» **Provided entries**:
::::

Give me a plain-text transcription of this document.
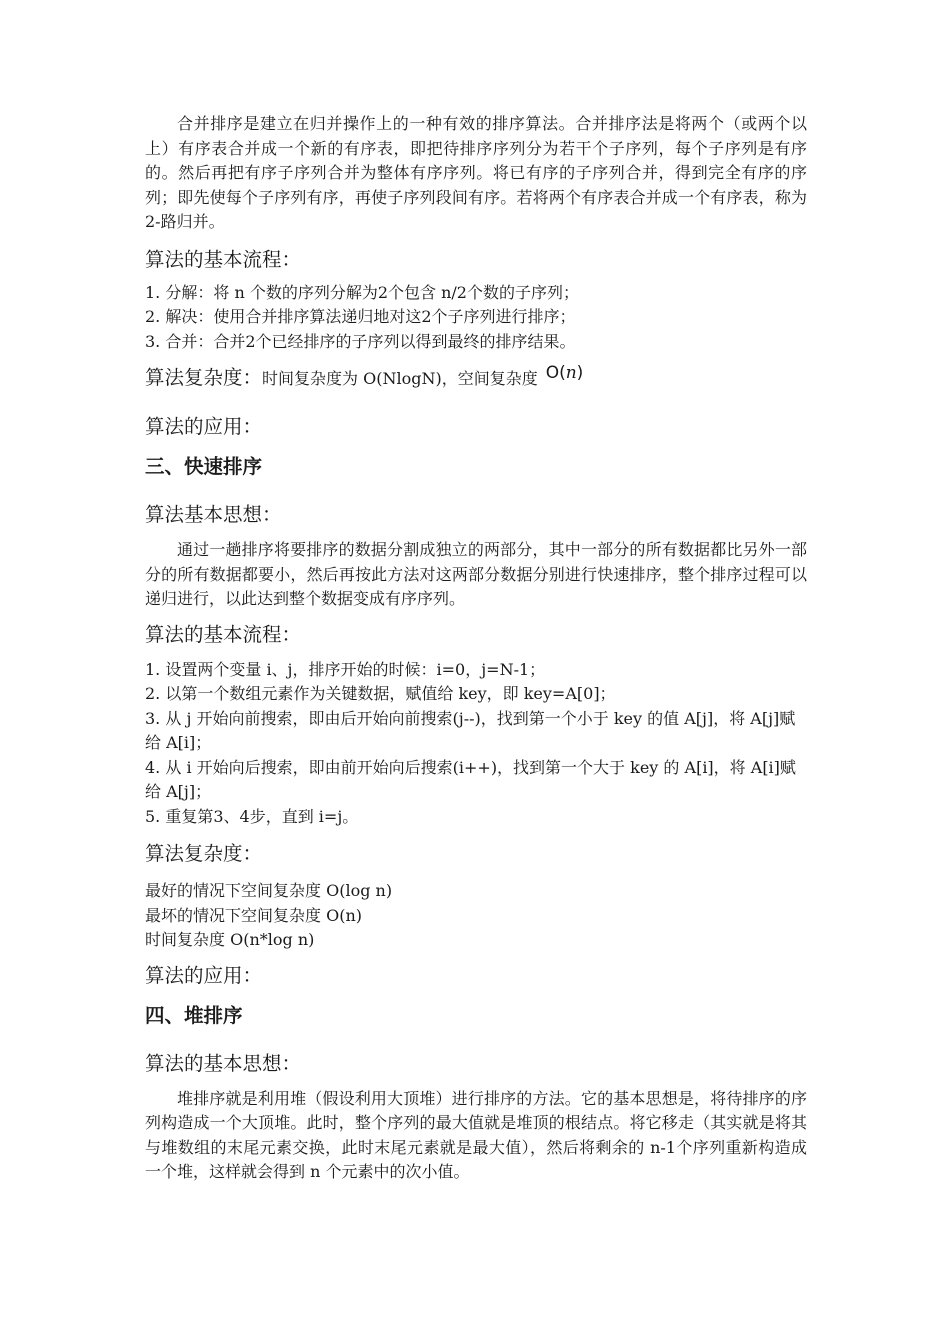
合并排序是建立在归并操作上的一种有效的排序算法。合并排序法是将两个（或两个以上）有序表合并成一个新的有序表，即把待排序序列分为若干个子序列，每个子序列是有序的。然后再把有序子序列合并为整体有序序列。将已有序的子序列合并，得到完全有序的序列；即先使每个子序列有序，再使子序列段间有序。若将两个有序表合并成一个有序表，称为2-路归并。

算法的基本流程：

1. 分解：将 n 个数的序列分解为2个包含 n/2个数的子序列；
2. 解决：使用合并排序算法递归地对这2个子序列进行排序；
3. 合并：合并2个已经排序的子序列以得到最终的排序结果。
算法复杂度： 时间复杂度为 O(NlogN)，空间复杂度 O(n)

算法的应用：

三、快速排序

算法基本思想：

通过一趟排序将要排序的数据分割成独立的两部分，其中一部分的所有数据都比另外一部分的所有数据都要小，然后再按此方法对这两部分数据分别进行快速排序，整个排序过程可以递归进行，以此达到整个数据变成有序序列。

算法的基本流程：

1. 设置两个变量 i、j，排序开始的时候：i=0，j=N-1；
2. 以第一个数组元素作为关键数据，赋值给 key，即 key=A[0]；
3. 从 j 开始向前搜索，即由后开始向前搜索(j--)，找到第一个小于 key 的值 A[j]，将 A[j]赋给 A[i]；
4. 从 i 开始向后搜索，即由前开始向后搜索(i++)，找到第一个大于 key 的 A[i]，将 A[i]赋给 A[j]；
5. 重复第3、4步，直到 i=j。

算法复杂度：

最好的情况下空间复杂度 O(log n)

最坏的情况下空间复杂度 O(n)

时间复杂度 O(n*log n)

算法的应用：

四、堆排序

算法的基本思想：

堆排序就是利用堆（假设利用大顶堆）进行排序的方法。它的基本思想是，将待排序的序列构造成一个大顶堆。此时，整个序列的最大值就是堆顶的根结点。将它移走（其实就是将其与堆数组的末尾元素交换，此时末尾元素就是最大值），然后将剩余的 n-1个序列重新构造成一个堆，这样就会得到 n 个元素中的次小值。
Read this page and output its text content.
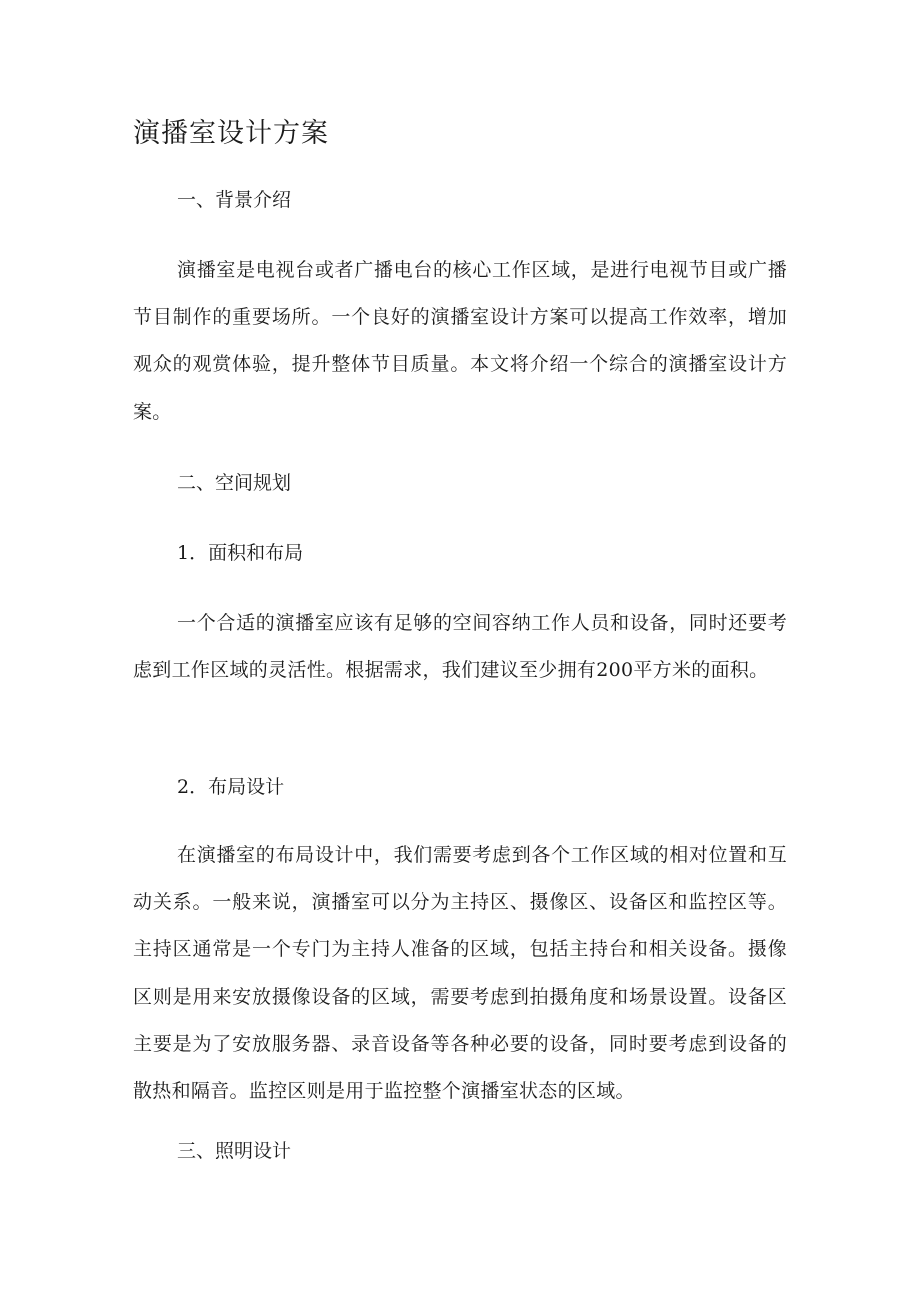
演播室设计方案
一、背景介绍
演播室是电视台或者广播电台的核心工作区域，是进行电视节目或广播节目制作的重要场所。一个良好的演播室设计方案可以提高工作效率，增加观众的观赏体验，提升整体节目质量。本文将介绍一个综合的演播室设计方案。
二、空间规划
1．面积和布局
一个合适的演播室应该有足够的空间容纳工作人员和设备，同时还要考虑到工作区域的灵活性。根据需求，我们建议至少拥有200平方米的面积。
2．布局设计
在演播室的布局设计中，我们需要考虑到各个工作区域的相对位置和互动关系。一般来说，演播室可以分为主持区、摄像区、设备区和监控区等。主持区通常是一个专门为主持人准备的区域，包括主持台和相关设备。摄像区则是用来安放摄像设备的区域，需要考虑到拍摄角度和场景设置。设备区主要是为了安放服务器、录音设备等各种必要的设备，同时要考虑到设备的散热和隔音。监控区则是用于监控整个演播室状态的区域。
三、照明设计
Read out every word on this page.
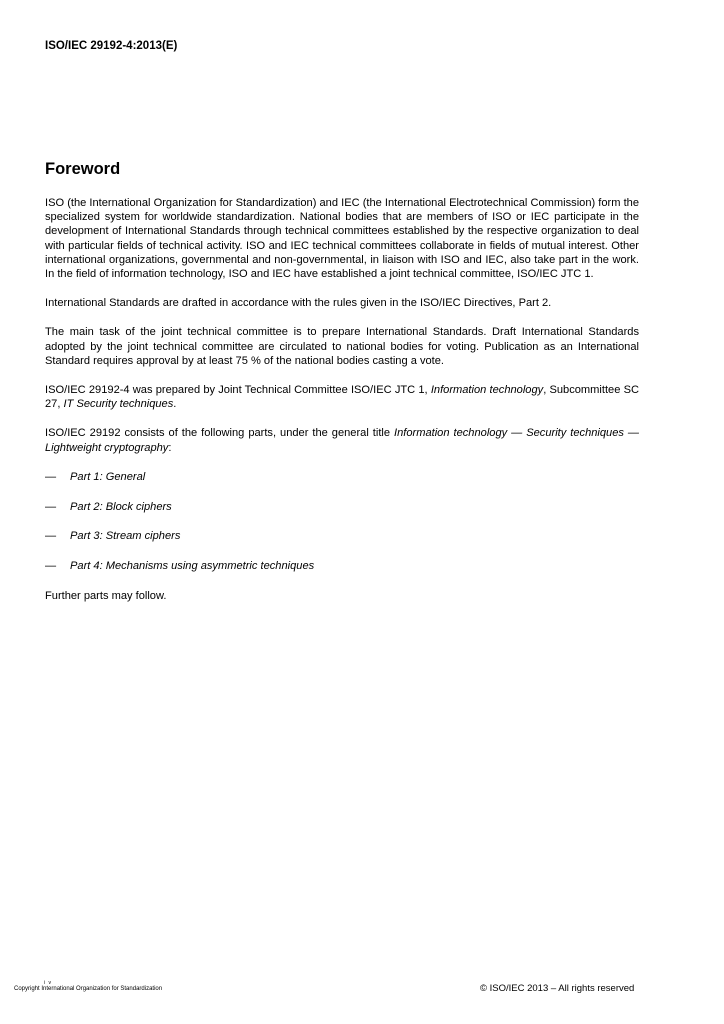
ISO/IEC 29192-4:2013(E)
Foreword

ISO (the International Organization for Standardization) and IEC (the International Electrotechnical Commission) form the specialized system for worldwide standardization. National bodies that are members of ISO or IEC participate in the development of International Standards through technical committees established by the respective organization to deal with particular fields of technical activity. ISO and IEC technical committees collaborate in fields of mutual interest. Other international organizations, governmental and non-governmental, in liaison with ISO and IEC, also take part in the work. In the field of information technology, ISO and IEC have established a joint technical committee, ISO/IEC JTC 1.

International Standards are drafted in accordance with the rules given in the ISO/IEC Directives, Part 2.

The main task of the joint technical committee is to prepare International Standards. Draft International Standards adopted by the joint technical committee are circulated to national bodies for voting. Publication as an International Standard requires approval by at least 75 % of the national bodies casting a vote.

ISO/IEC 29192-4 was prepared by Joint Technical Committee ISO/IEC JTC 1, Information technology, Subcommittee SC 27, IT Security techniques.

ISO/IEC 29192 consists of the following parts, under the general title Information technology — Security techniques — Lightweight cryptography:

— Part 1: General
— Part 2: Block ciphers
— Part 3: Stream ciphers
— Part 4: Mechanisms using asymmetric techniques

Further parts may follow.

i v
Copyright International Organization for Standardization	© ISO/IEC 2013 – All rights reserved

::::

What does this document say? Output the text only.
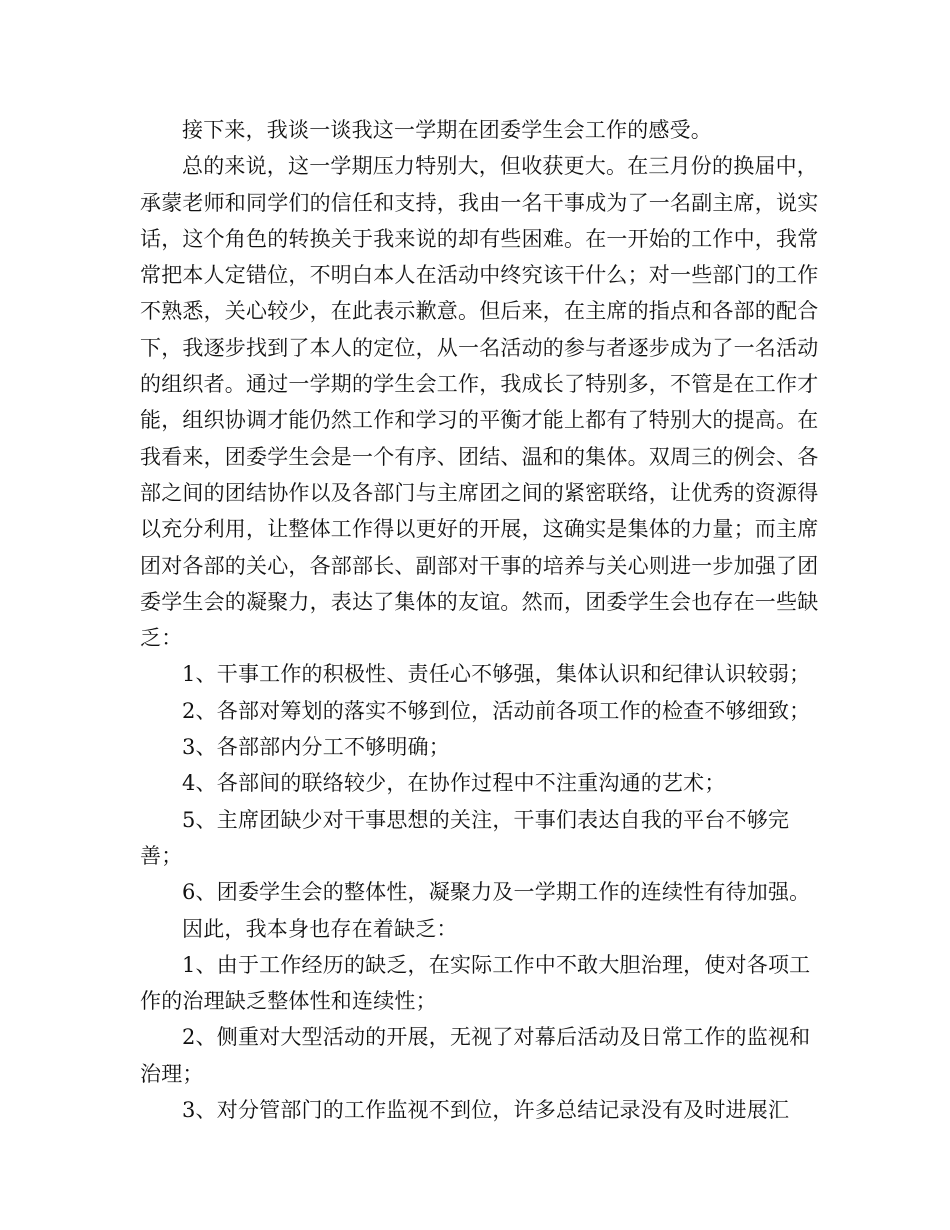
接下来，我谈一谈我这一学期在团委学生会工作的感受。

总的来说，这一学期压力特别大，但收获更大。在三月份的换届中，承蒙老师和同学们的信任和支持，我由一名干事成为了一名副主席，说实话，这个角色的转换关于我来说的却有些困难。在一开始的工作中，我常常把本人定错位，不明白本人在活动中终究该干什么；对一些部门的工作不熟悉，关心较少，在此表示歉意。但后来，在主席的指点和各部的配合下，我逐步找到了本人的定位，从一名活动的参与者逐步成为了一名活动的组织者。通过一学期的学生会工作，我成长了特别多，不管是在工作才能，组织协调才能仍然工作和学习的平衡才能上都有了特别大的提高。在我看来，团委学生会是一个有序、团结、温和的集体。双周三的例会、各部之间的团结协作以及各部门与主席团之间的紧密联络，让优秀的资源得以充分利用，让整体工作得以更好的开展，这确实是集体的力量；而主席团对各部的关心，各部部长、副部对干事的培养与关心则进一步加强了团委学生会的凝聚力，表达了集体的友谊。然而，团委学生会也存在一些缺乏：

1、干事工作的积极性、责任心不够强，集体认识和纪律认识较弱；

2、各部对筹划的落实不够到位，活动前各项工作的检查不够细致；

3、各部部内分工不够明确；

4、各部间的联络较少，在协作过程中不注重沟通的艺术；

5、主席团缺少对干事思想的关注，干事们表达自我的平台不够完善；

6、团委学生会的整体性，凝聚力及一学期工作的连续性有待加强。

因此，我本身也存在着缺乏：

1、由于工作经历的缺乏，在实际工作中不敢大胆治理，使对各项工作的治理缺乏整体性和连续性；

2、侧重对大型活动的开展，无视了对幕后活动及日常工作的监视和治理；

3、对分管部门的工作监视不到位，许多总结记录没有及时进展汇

::::

In the entries above, identify every line with the string "ciphers".

— Part 2: Block ciphers
— Part 3: Stream ciphers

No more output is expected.